§ DO THIS
Restate each line word for word. Leave out every picture.

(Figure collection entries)
_ _ _ _ _ _ _
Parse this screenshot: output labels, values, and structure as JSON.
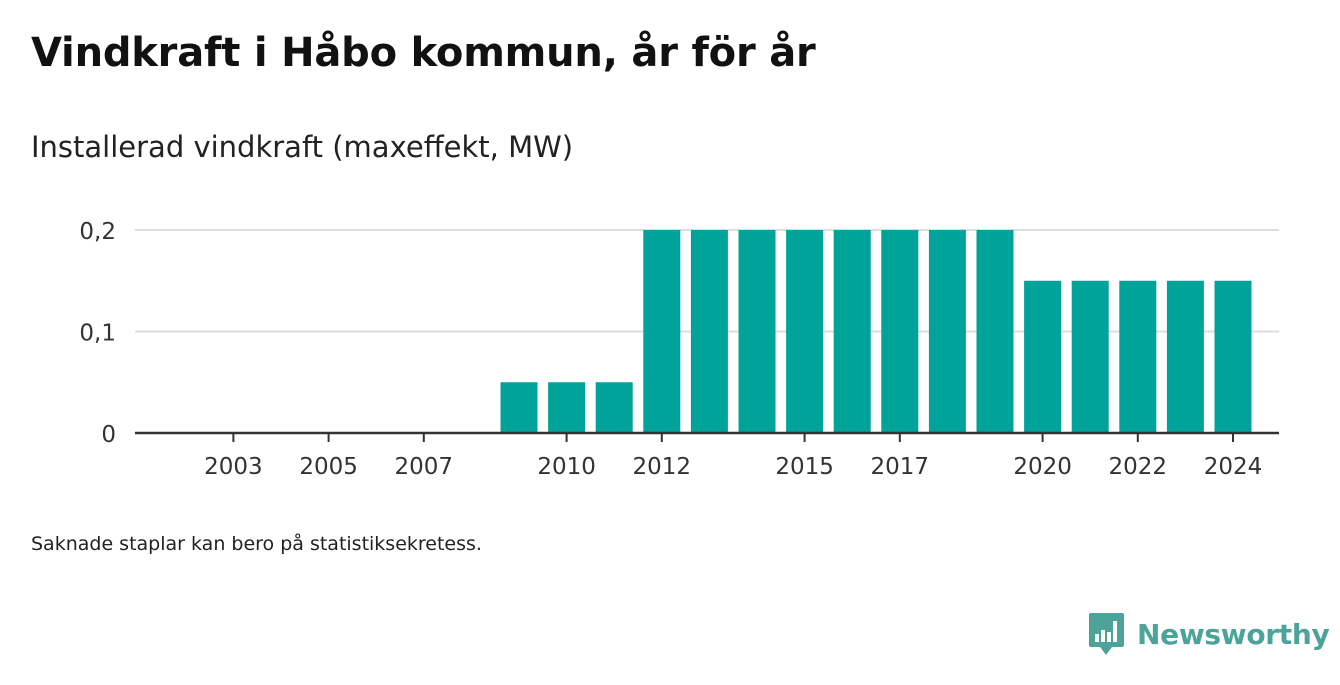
{
  "title": "Vindkraft i Håbo kommun, år för år",
  "subtitle": "Installerad vindkraft (maxeffekt, MW)",
  "footnote": "Saknade staplar kan bero på statistiksekretess.",
  "brand": {
    "name": "Newsworthy",
    "icon": "newsworthy-logo-icon",
    "color": "#4ba39a"
  },
  "chart_data": {
    "type": "bar",
    "title": "Vindkraft i Håbo kommun, år för år",
    "subtitle": "Installerad vindkraft (maxeffekt, MW)",
    "xlabel": "",
    "ylabel": "",
    "categories": [
      "2002",
      "2003",
      "2004",
      "2005",
      "2006",
      "2007",
      "2008",
      "2009",
      "2010",
      "2011",
      "2012",
      "2013",
      "2014",
      "2015",
      "2016",
      "2017",
      "2018",
      "2019",
      "2020",
      "2021",
      "2022",
      "2023",
      "2024"
    ],
    "values": [
      0,
      0,
      0,
      0,
      0,
      0,
      0,
      0.05,
      0.05,
      0.05,
      0.2,
      0.2,
      0.2,
      0.2,
      0.2,
      0.2,
      0.2,
      0.2,
      0.15,
      0.15,
      0.15,
      0.15,
      0.15
    ],
    "x_tick_labels": [
      "2003",
      "2005",
      "2007",
      "2010",
      "2012",
      "2015",
      "2017",
      "2020",
      "2022",
      "2024"
    ],
    "y_tick_values": [
      0,
      0.1,
      0.2
    ],
    "y_tick_labels": [
      "0",
      "0,1",
      "0,2"
    ],
    "ylim": [
      0,
      0.2
    ],
    "grid": true,
    "legend": "none",
    "bar_color": "#00a39a",
    "grid_color": "#dddddd",
    "axis_color": "#333333"
  }
}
_ _ _ _ _ _ _
§ FINAL RESULT
Parse this screenshot: output labels, values, and structure as JSON.
{
  "title": "Vindkraft i Håbo kommun, år för år",
  "subtitle": "Installerad vindkraft (maxeffekt, MW)",
  "footnote": "Saknade staplar kan bero på statistiksekretess.",
  "brand": {
    "name": "Newsworthy",
    "icon": "newsworthy-logo-icon",
    "color": "#4ba39a"
  },
  "chart_data": {
    "type": "bar",
    "title": "Vindkraft i Håbo kommun, år för år",
    "subtitle": "Installerad vindkraft (maxeffekt, MW)",
    "xlabel": "",
    "ylabel": "",
    "categories": [
      "2002",
      "2003",
      "2004",
      "2005",
      "2006",
      "2007",
      "2008",
      "2009",
      "2010",
      "2011",
      "2012",
      "2013",
      "2014",
      "2015",
      "2016",
      "2017",
      "2018",
      "2019",
      "2020",
      "2021",
      "2022",
      "2023",
      "2024"
    ],
    "values": [
      0,
      0,
      0,
      0,
      0,
      0,
      0,
      0.05,
      0.05,
      0.05,
      0.2,
      0.2,
      0.2,
      0.2,
      0.2,
      0.2,
      0.2,
      0.2,
      0.15,
      0.15,
      0.15,
      0.15,
      0.15
    ],
    "x_tick_labels": [
      "2003",
      "2005",
      "2007",
      "2010",
      "2012",
      "2015",
      "2017",
      "2020",
      "2022",
      "2024"
    ],
    "y_tick_values": [
      0,
      0.1,
      0.2
    ],
    "y_tick_labels": [
      "0",
      "0,1",
      "0,2"
    ],
    "ylim": [
      0,
      0.2
    ],
    "grid": true,
    "legend": "none",
    "bar_color": "#00a39a",
    "grid_color": "#dddddd",
    "axis_color": "#333333"
  }
}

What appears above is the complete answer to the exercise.